- [TASK TO COMPLETE]: Write out the entire listing below exactly as it appears, minus any pictures.

- [Dataset rows about figures]:
──────

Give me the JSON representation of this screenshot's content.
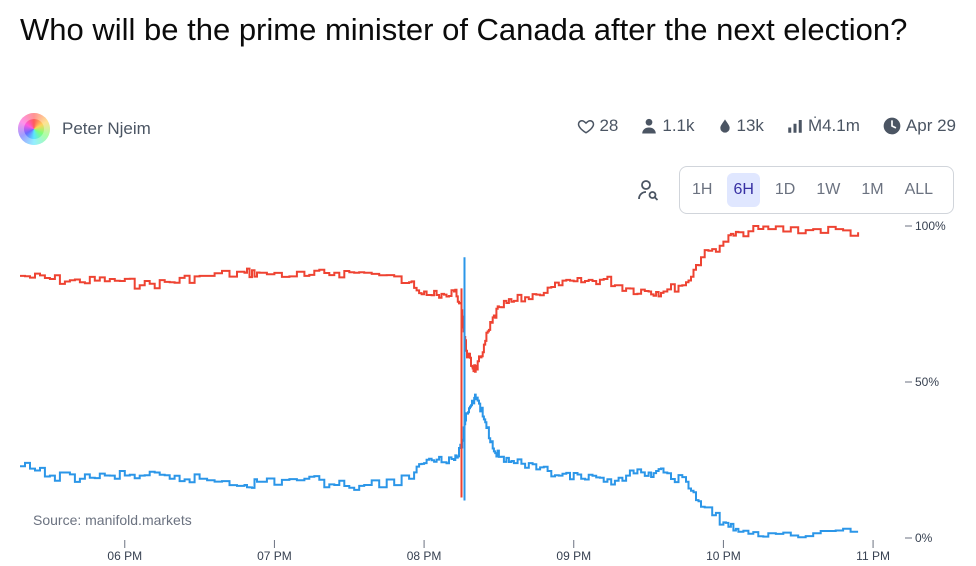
{
  "question": {
    "title": "Who will be the prime minister of Canada after the next election?"
  },
  "author": {
    "name": "Peter Njeim"
  },
  "stats": {
    "likes": "28",
    "traders": "1.1k",
    "liquidity": "13k",
    "volume": "Ṁ4.1m",
    "close_date": "Apr 29"
  },
  "time_range": {
    "options": [
      "1H",
      "6H",
      "1D",
      "1W",
      "1M",
      "ALL"
    ],
    "selected": "6H"
  },
  "source": "Source: manifold.markets",
  "colors": {
    "series_red": "#ee4332",
    "series_blue": "#2b96e8",
    "accent": "#3730a3"
  },
  "chart_data": {
    "type": "line",
    "x_ticks": [
      "06 PM",
      "07 PM",
      "08 PM",
      "09 PM",
      "10 PM",
      "11 PM"
    ],
    "y_ticks": [
      "100%",
      "50%",
      "0%"
    ],
    "ylim": [
      0,
      100
    ],
    "series": [
      {
        "color": "#ee4332",
        "values": [
          [
            17.3,
            84
          ],
          [
            17.5,
            83
          ],
          [
            17.7,
            82
          ],
          [
            17.9,
            83
          ],
          [
            18.1,
            81
          ],
          [
            18.3,
            82
          ],
          [
            18.5,
            84
          ],
          [
            18.8,
            85
          ],
          [
            18.9,
            85
          ],
          [
            19.2,
            84
          ],
          [
            19.4,
            85
          ],
          [
            19.6,
            85
          ],
          [
            19.9,
            82
          ],
          [
            20.0,
            79
          ],
          [
            20.1,
            77
          ],
          [
            20.2,
            79
          ],
          [
            20.25,
            73
          ],
          [
            20.28,
            60
          ],
          [
            20.32,
            55
          ],
          [
            20.35,
            54
          ],
          [
            20.4,
            62
          ],
          [
            20.45,
            69
          ],
          [
            20.5,
            74
          ],
          [
            20.6,
            76
          ],
          [
            20.75,
            78
          ],
          [
            20.9,
            81
          ],
          [
            21.05,
            82
          ],
          [
            21.2,
            83
          ],
          [
            21.35,
            80
          ],
          [
            21.5,
            79
          ],
          [
            21.6,
            79
          ],
          [
            21.75,
            82
          ],
          [
            21.85,
            90
          ],
          [
            22.0,
            95
          ],
          [
            22.1,
            98
          ],
          [
            22.3,
            99
          ],
          [
            22.6,
            99
          ],
          [
            22.9,
            98
          ]
        ]
      },
      {
        "color": "#2b96e8",
        "values": [
          [
            17.3,
            23
          ],
          [
            17.5,
            20
          ],
          [
            17.7,
            19
          ],
          [
            17.9,
            20
          ],
          [
            18.1,
            20
          ],
          [
            18.3,
            19
          ],
          [
            18.5,
            19
          ],
          [
            18.8,
            17
          ],
          [
            18.9,
            18
          ],
          [
            19.2,
            19
          ],
          [
            19.4,
            17
          ],
          [
            19.6,
            17
          ],
          [
            19.9,
            19
          ],
          [
            20.0,
            24
          ],
          [
            20.1,
            26
          ],
          [
            20.2,
            25
          ],
          [
            20.25,
            29
          ],
          [
            20.28,
            40
          ],
          [
            20.32,
            44
          ],
          [
            20.35,
            45
          ],
          [
            20.4,
            38
          ],
          [
            20.45,
            31
          ],
          [
            20.5,
            26
          ],
          [
            20.6,
            24
          ],
          [
            20.75,
            22
          ],
          [
            20.9,
            20
          ],
          [
            21.05,
            19
          ],
          [
            21.2,
            18
          ],
          [
            21.35,
            20
          ],
          [
            21.5,
            21
          ],
          [
            21.6,
            21
          ],
          [
            21.75,
            18
          ],
          [
            21.85,
            10
          ],
          [
            22.0,
            5
          ],
          [
            22.1,
            2
          ],
          [
            22.3,
            1.5
          ],
          [
            22.6,
            1.5
          ],
          [
            22.9,
            2
          ]
        ]
      }
    ]
  }
}
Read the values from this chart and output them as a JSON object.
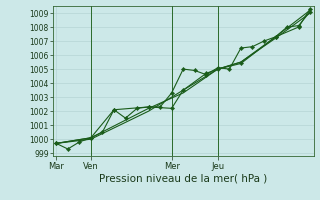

──────

- [RESULT OF THIS TASK]:
Give me the JSON representation of this screenshot's content.
{
  "question": {
    "title": "Who will be the prime minister of Canada after the next election?"
  },
  "author": {
    "name": "Peter Njeim"
  },
  "stats": {
    "likes": "28",
    "traders": "1.1k",
    "liquidity": "13k",
    "volume": "Ṁ4.1m",
    "close_date": "Apr 29"
  },
  "time_range": {
    "options": [
      "1H",
      "6H",
      "1D",
      "1W",
      "1M",
      "ALL"
    ],
    "selected": "6H"
  },
  "source": "Source: manifold.markets",
  "colors": {
    "series_red": "#ee4332",
    "series_blue": "#2b96e8",
    "accent": "#3730a3"
  },
  "chart_data": {
    "type": "line",
    "x_ticks": [
      "06 PM",
      "07 PM",
      "08 PM",
      "09 PM",
      "10 PM",
      "11 PM"
    ],
    "y_ticks": [
      "100%",
      "50%",
      "0%"
    ],
    "ylim": [
      0,
      100
    ],
    "series": [
      {
        "color": "#ee4332",
        "values": [
          [
            17.3,
            84
          ],
          [
            17.5,
            83
          ],
          [
            17.7,
            82
          ],
          [
            17.9,
            83
          ],
          [
            18.1,
            81
          ],
          [
            18.3,
            82
          ],
          [
            18.5,
            84
          ],
          [
            18.8,
            85
          ],
          [
            18.9,
            85
          ],
          [
            19.2,
            84
          ],
          [
            19.4,
            85
          ],
          [
            19.6,
            85
          ],
          [
            19.9,
            82
          ],
          [
            20.0,
            79
          ],
          [
            20.1,
            77
          ],
          [
            20.2,
            79
          ],
          [
            20.25,
            73
          ],
          [
            20.28,
            60
          ],
          [
            20.32,
            55
          ],
          [
            20.35,
            54
          ],
          [
            20.4,
            62
          ],
          [
            20.45,
            69
          ],
          [
            20.5,
            74
          ],
          [
            20.6,
            76
          ],
          [
            20.75,
            78
          ],
          [
            20.9,
            81
          ],
          [
            21.05,
            82
          ],
          [
            21.2,
            83
          ],
          [
            21.35,
            80
          ],
          [
            21.5,
            79
          ],
          [
            21.6,
            79
          ],
          [
            21.75,
            82
          ],
          [
            21.85,
            90
          ],
          [
            22.0,
            95
          ],
          [
            22.1,
            98
          ],
          [
            22.3,
            99
          ],
          [
            22.6,
            99
          ],
          [
            22.9,
            98
          ]
        ]
      },
      {
        "color": "#2b96e8",
        "values": [
          [
            17.3,
            23
          ],
          [
            17.5,
            20
          ],
          [
            17.7,
            19
          ],
          [
            17.9,
            20
          ],
          [
            18.1,
            20
          ],
          [
            18.3,
            19
          ],
          [
            18.5,
            19
          ],
          [
            18.8,
            17
          ],
          [
            18.9,
            18
          ],
          [
            19.2,
            19
          ],
          [
            19.4,
            17
          ],
          [
            19.6,
            17
          ],
          [
            19.9,
            19
          ],
          [
            20.0,
            24
          ],
          [
            20.1,
            26
          ],
          [
            20.2,
            25
          ],
          [
            20.25,
            29
          ],
          [
            20.28,
            40
          ],
          [
            20.32,
            44
          ],
          [
            20.35,
            45
          ],
          [
            20.4,
            38
          ],
          [
            20.45,
            31
          ],
          [
            20.5,
            26
          ],
          [
            20.6,
            24
          ],
          [
            20.75,
            22
          ],
          [
            20.9,
            20
          ],
          [
            21.05,
            19
          ],
          [
            21.2,
            18
          ],
          [
            21.35,
            20
          ],
          [
            21.5,
            21
          ],
          [
            21.6,
            21
          ],
          [
            21.75,
            18
          ],
          [
            21.85,
            10
          ],
          [
            22.0,
            5
          ],
          [
            22.1,
            2
          ],
          [
            22.3,
            1.5
          ],
          [
            22.6,
            1.5
          ],
          [
            22.9,
            2
          ]
        ]
      }
    ]
  }
}
Read the values from this chart and output them as a JSON object.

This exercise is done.